WORK TO BE COMPLETED. Make an exact copy of all the entries below, with the pictures left out.

Dataset records:
=-=-=

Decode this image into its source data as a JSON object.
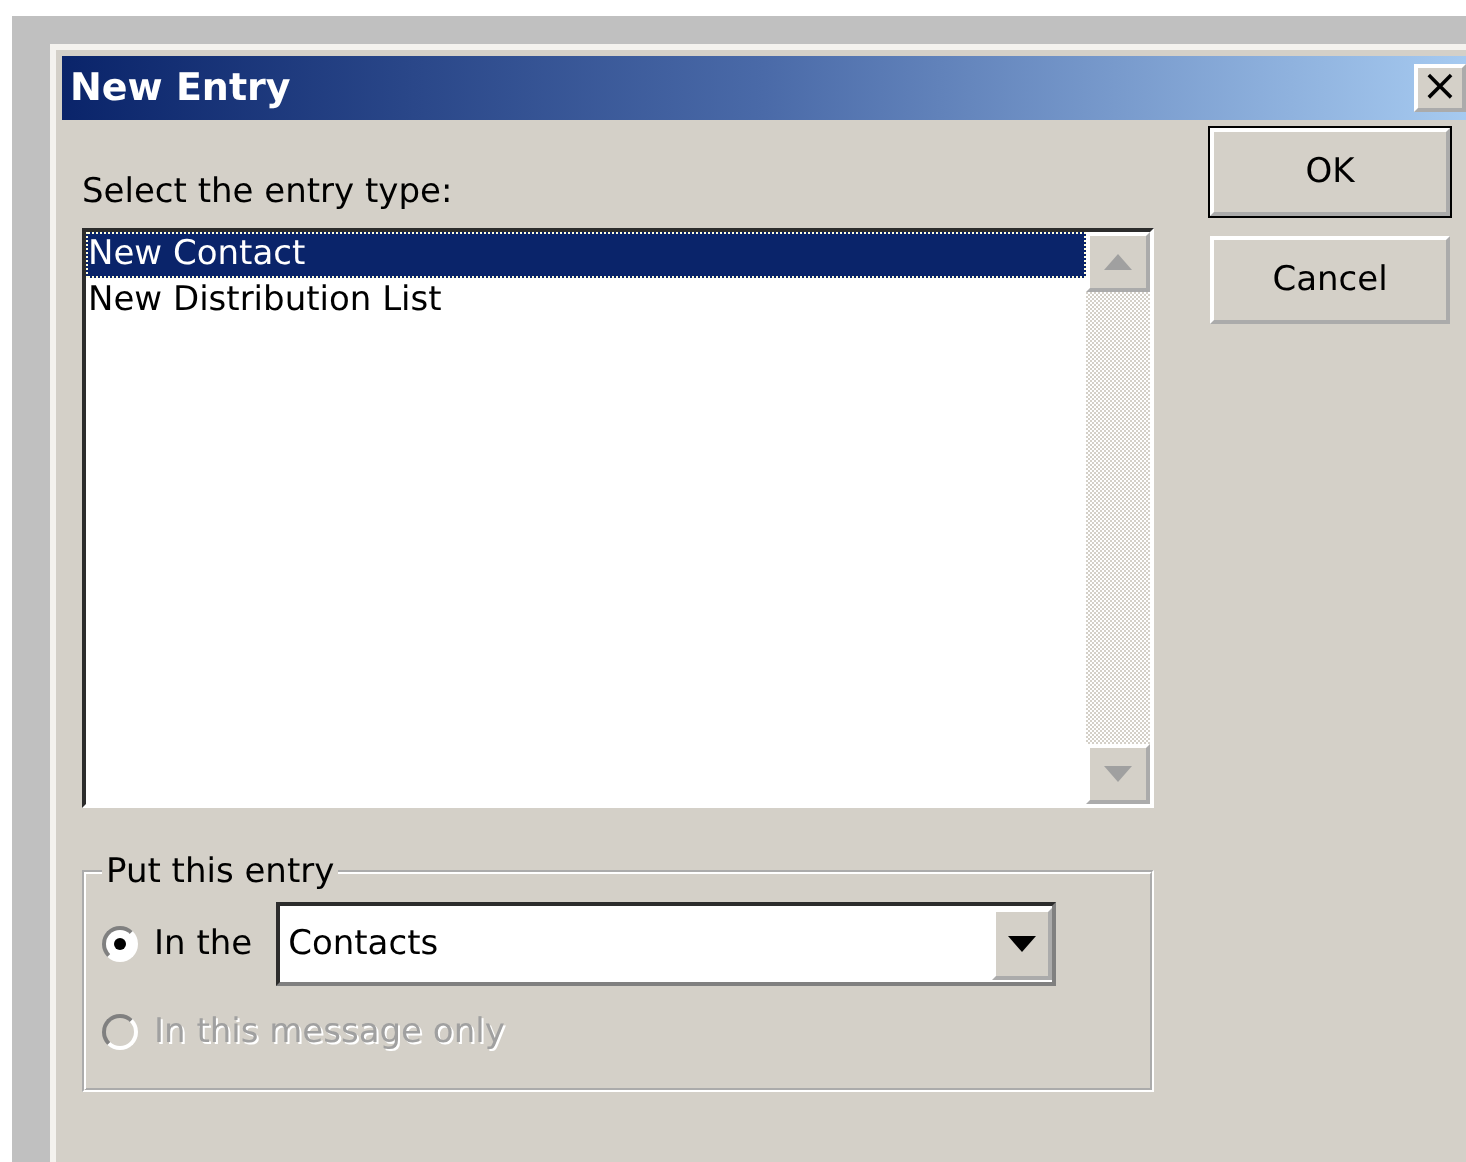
{
  "window": {
    "title": "New Entry",
    "close": "×"
  },
  "prompt": "Select the entry type:",
  "entry_types": [
    {
      "label": "New Contact",
      "selected": true
    },
    {
      "label": "New Distribution List",
      "selected": false
    }
  ],
  "buttons": [
    "OK",
    "Cancel"
  ],
  "group": {
    "legend": "Put this entry",
    "options": [
      {
        "kind": "folder",
        "label": "In the",
        "checked": true,
        "disabled": false,
        "value": "Contacts"
      },
      {
        "kind": "plain",
        "label": "In this message only",
        "checked": false,
        "disabled": true
      }
    ]
  }
}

=-=-=

RESPONSE FOR THIS EXERCISE.
Decode this image into its source data as a JSON object.
{
  "window": {
    "title": "New Entry",
    "close": "×"
  },
  "prompt": "Select the entry type:",
  "entry_types": [
    {
      "label": "New Contact",
      "selected": true
    },
    {
      "label": "New Distribution List",
      "selected": false
    }
  ],
  "buttons": [
    "OK",
    "Cancel"
  ],
  "group": {
    "legend": "Put this entry",
    "options": [
      {
        "kind": "folder",
        "label": "In the",
        "checked": true,
        "disabled": false,
        "value": "Contacts"
      },
      {
        "kind": "plain",
        "label": "In this message only",
        "checked": false,
        "disabled": true
      }
    ]
  }
}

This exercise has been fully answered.